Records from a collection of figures
[start]

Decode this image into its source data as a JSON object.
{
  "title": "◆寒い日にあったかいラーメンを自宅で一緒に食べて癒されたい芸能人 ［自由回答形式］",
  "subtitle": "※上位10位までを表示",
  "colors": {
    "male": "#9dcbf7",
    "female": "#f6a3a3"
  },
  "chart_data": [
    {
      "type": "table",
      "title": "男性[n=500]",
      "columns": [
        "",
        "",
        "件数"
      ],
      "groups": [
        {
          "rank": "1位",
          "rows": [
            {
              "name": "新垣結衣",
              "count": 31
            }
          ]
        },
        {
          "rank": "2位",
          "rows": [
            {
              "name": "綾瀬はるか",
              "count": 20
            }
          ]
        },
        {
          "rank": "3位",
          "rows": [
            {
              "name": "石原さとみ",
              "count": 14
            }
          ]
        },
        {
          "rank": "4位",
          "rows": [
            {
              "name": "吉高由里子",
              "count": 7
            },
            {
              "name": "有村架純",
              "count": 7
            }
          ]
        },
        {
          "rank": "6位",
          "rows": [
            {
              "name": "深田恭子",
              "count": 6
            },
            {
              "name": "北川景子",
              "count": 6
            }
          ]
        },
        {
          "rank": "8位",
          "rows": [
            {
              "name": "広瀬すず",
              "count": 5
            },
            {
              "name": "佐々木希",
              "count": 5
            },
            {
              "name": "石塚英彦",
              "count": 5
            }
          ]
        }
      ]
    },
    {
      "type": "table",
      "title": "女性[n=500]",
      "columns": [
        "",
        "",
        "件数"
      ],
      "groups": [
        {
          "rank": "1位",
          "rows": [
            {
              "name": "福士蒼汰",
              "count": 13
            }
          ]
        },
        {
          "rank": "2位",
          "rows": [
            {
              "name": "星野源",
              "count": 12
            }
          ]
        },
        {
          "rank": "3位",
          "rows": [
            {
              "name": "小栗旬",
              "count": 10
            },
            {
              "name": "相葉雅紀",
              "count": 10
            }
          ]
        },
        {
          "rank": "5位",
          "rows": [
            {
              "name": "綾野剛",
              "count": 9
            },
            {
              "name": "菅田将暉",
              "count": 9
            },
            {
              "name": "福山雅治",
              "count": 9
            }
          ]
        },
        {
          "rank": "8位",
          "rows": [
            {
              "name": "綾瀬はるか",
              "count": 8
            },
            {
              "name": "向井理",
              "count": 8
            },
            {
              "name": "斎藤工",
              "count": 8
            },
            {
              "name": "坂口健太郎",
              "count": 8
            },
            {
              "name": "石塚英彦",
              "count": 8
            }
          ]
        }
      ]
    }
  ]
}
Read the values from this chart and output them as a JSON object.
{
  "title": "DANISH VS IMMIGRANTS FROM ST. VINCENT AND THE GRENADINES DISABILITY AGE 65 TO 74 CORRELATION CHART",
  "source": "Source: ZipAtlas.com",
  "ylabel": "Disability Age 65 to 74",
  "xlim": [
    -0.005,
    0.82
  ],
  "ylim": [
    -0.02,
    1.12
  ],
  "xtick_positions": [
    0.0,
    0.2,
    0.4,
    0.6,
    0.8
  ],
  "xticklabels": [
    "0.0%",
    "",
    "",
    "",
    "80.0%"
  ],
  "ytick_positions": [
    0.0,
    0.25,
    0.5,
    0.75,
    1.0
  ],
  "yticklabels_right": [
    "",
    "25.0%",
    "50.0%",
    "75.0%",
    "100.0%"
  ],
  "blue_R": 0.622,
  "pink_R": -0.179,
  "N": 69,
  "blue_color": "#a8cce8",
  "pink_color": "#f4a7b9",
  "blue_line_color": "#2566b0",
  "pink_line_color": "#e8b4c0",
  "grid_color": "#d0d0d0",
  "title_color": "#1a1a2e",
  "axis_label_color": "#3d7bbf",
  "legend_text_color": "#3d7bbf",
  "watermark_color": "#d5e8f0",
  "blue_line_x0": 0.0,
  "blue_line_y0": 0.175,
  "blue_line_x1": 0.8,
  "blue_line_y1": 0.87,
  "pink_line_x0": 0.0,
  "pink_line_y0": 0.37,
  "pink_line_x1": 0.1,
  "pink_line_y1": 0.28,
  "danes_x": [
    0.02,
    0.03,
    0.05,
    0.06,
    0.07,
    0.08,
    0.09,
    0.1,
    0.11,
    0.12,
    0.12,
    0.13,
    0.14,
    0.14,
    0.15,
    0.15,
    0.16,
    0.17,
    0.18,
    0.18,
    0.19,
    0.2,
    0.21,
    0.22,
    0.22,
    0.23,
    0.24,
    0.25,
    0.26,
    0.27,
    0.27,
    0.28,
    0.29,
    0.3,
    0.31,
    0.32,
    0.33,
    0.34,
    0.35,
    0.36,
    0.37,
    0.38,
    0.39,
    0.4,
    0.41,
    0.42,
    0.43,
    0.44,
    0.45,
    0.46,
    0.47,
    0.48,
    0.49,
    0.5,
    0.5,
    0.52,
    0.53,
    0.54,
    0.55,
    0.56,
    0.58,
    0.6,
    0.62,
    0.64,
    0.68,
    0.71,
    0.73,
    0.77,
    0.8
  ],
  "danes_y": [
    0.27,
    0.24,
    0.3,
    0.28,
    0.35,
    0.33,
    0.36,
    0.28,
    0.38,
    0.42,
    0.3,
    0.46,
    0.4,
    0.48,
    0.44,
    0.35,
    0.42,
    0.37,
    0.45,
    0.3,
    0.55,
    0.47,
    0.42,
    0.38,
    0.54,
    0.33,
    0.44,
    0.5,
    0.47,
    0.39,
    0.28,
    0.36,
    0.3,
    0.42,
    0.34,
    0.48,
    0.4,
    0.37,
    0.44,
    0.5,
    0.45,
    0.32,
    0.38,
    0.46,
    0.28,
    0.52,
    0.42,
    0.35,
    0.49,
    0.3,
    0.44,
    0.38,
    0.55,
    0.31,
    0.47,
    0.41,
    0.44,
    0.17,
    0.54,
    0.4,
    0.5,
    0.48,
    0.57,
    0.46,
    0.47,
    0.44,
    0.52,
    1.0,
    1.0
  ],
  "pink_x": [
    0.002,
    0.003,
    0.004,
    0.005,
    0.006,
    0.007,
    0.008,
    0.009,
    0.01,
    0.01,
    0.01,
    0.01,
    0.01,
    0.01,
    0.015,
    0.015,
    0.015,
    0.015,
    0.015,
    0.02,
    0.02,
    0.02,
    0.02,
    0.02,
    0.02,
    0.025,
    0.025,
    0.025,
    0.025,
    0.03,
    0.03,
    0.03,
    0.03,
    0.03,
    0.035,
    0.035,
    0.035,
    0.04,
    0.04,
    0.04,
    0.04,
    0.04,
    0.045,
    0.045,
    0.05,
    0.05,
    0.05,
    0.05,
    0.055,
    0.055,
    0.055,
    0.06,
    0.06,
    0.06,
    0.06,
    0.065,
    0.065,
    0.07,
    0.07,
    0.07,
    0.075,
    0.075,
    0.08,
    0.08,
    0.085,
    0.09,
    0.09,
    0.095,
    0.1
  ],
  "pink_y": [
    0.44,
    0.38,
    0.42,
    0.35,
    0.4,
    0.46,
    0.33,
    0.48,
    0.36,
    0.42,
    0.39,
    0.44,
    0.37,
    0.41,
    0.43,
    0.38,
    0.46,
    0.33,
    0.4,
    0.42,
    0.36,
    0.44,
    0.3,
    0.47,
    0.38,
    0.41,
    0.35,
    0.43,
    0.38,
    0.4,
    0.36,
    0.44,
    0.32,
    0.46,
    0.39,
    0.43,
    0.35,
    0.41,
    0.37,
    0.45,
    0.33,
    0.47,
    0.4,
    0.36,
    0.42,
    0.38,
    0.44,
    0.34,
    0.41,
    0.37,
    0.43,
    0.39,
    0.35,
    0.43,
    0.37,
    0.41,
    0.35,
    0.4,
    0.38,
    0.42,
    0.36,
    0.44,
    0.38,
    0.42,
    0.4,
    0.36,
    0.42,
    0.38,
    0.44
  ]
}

[end]

**What you are asked to do**
Of the lines in the listing above, how many hold the string "object"? Reply with the number only.

**Full output**
2